:: Extracted records ::

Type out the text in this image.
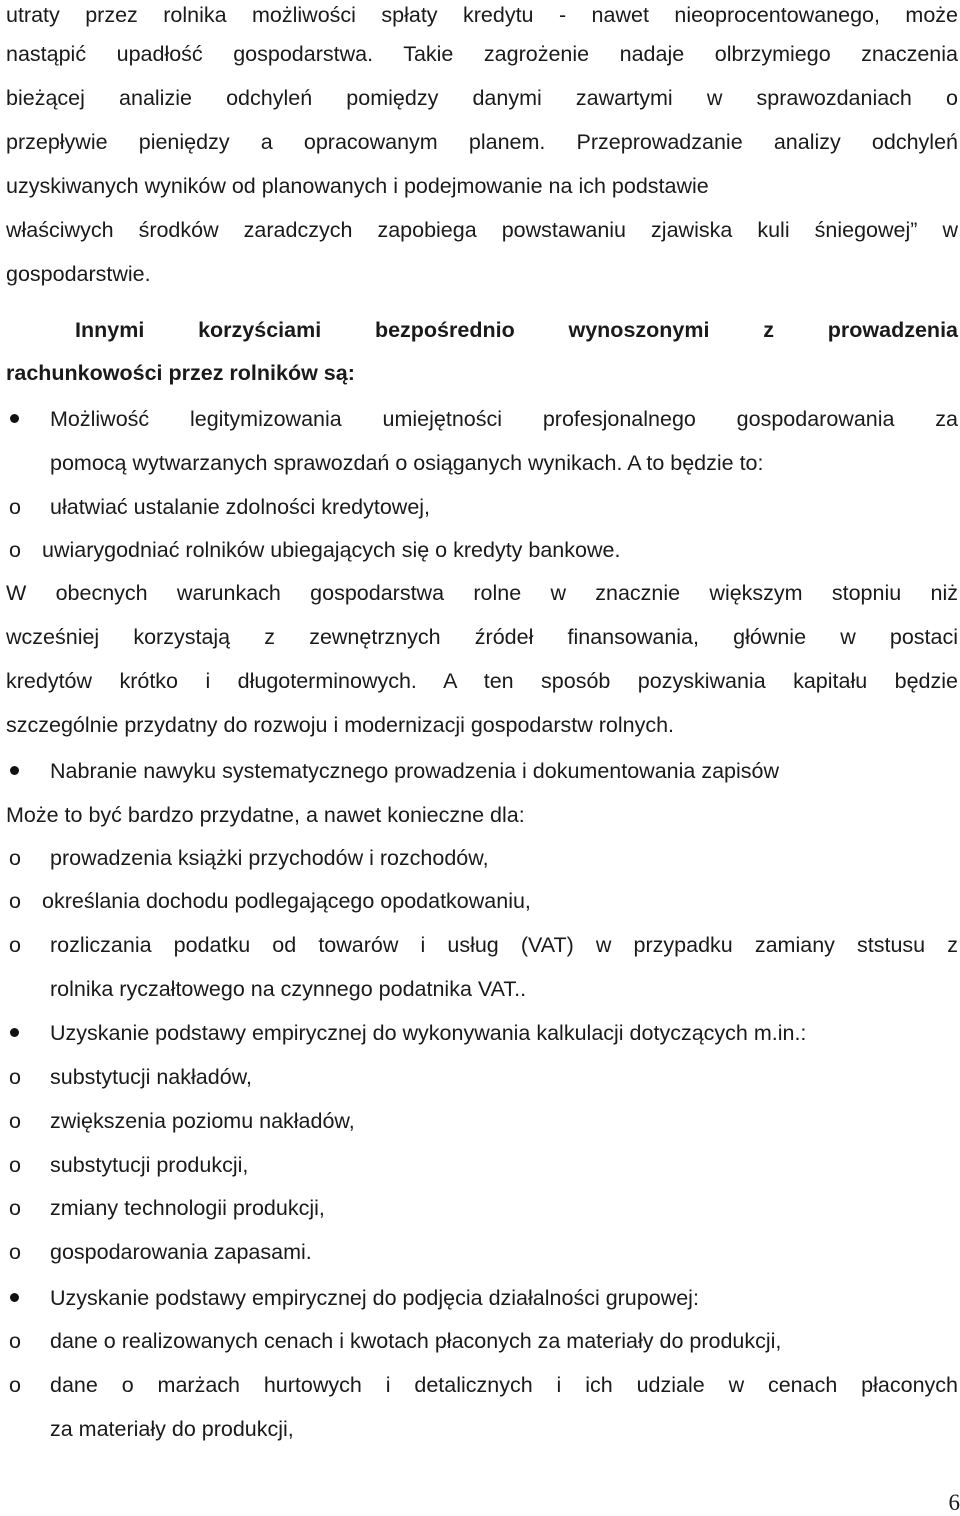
utraty przez rolnika możliwości spłaty kredytu - nawet nieoprocentowanego, może
nastąpić upadłość gospodarstwa. Takie zagrożenie nadaje olbrzymiego znaczenia
bieżącej analizie odchyleń pomiędzy danymi zawartymi w sprawozdaniach o
przepływie pieniędzy a opracowanym planem. Przeprowadzanie analizy odchyleń
uzyskiwanych wyników od planowanych i podejmowanie na ich podstawie
właściwych środków zaradczych zapobiega powstawaniu zjawiska kuli śniegowej” w
gospodarstwie.
Innymi korzyściami bezpośrednio wynoszonymi z prowadzenia
rachunkowości przez rolników są:
Możliwość legitymizowania umiejętności profesjonalnego gospodarowania za
pomocą wytwarzanych sprawozdań o osiąganych wynikach. A to będzie to:
o ułatwiać ustalanie zdolności kredytowej,
o uwiarygodniać rolników ubiegających się o kredyty bankowe.
W obecnych warunkach gospodarstwa rolne w znacznie większym stopniu niż
wcześniej korzystają z zewnętrznych źródeł finansowania, głównie w postaci
kredytów krótko i długoterminowych. A ten sposób pozyskiwania kapitału będzie
szczególnie przydatny do rozwoju i modernizacji gospodarstw rolnych.
Nabranie nawyku systematycznego prowadzenia i dokumentowania zapisów
Może to być bardzo przydatne, a nawet konieczne dla:
o prowadzenia książki przychodów i rozchodów,
o określania dochodu podlegającego opodatkowaniu,
o rozliczania podatku od towarów i usług (VAT) w przypadku zamiany ststusu z
rolnika ryczałtowego na czynnego podatnika VAT..
Uzyskanie podstawy empirycznej do wykonywania kalkulacji dotyczących m.in.:
o substytucji nakładów,
o zwiększenia poziomu nakładów,
o substytucji produkcji,
o zmiany technologii produkcji,
o gospodarowania zapasami.
Uzyskanie podstawy empirycznej do podjęcia działalności grupowej:
o dane o realizowanych cenach i kwotach płaconych za materiały do produkcji,
o dane o marżach hurtowych i detalicznych i ich udziale w cenach płaconych
za materiały do produkcji,
6
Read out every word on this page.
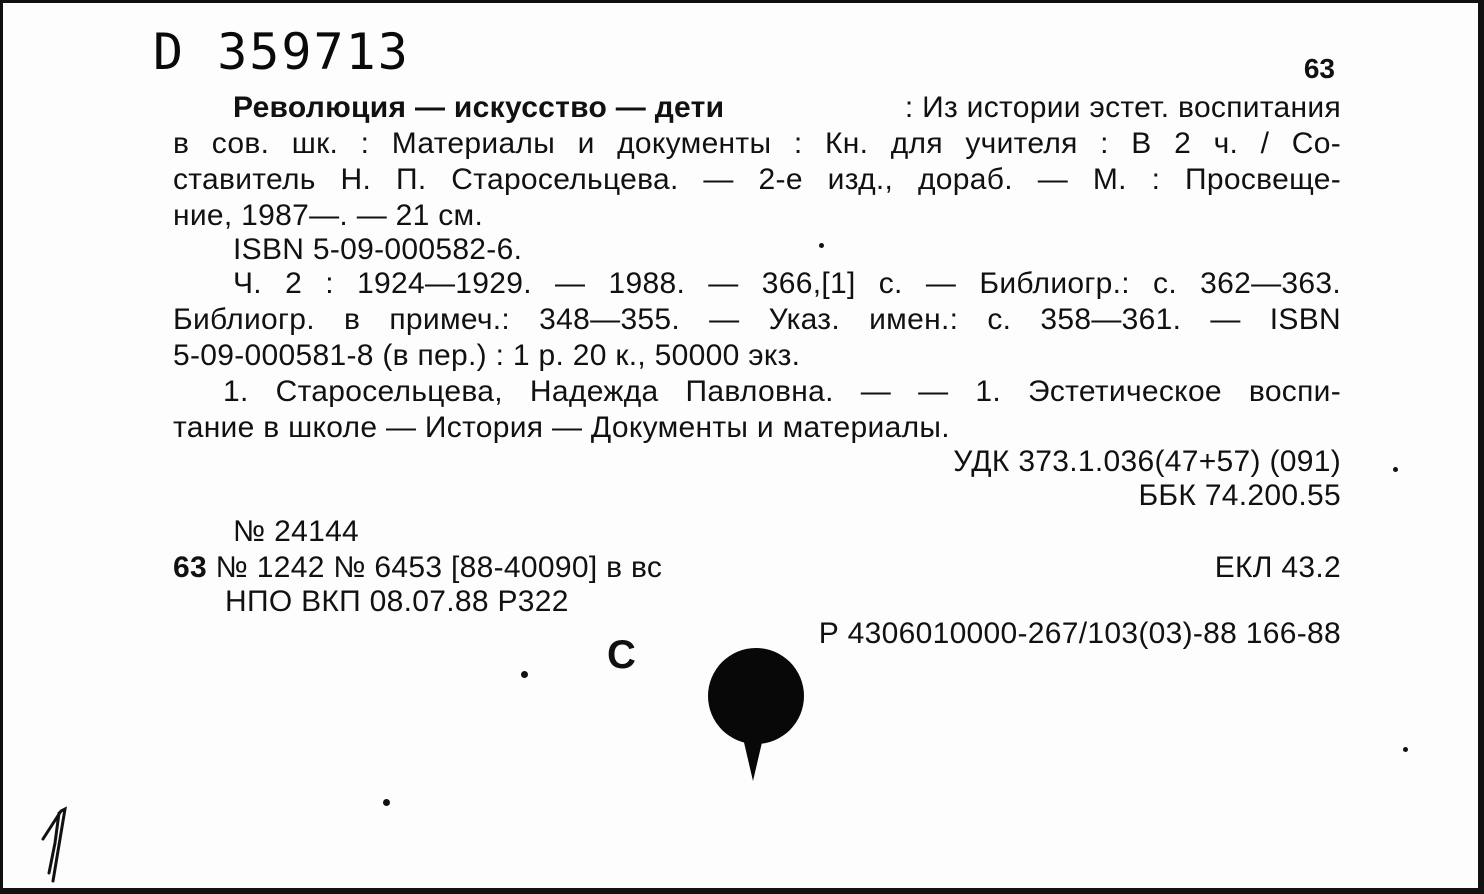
D 359713	63
Революция — искусство — дети	: Из истории эстет. воспитания
в сов. шк. : Материалы и документы : Кн. для учителя : В 2 ч. / Со-
ставитель Н. П. Старосельцева. — 2-е изд., дораб. — М. : Просвеще-
ние, 1987—. — 21 см.
ISBN 5-09-000582-6.
Ч. 2 : 1924—1929. — 1988. — 366,[1] с. — Библиогр.: с. 362—363.
Библиогр. в примеч.: 348—355. — Указ. имен.: с. 358—361. — ISBN
5-09-000581-8 (в пер.) : 1 р. 20 к., 50000 экз.
1. Старосельцева, Надежда Павловна. — — 1. Эстетическое воспи-
тание в школе — История — Документы и материалы.
УДК 373.1.036(47+57) (091)
ББК 74.200.55
№ 24144
63 № 1242 № 6453 [88-40090] в вс	ЕКЛ 43.2
НПО ВКП 08.07.88 Р322
Р 4306010000-267/103(03)-88 166-88
С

:::

**Exercise description**
Filter the records down to the lines that contain the string "prowadzenia", and copy those lines.

**Task result**
Innymi korzyściami bezpośrednio wynoszonymi z prowadzenia
Nabranie nawyku systematycznego prowadzenia i dokumentowania zapisów
o prowadzenia książki przychodów i rozchodów,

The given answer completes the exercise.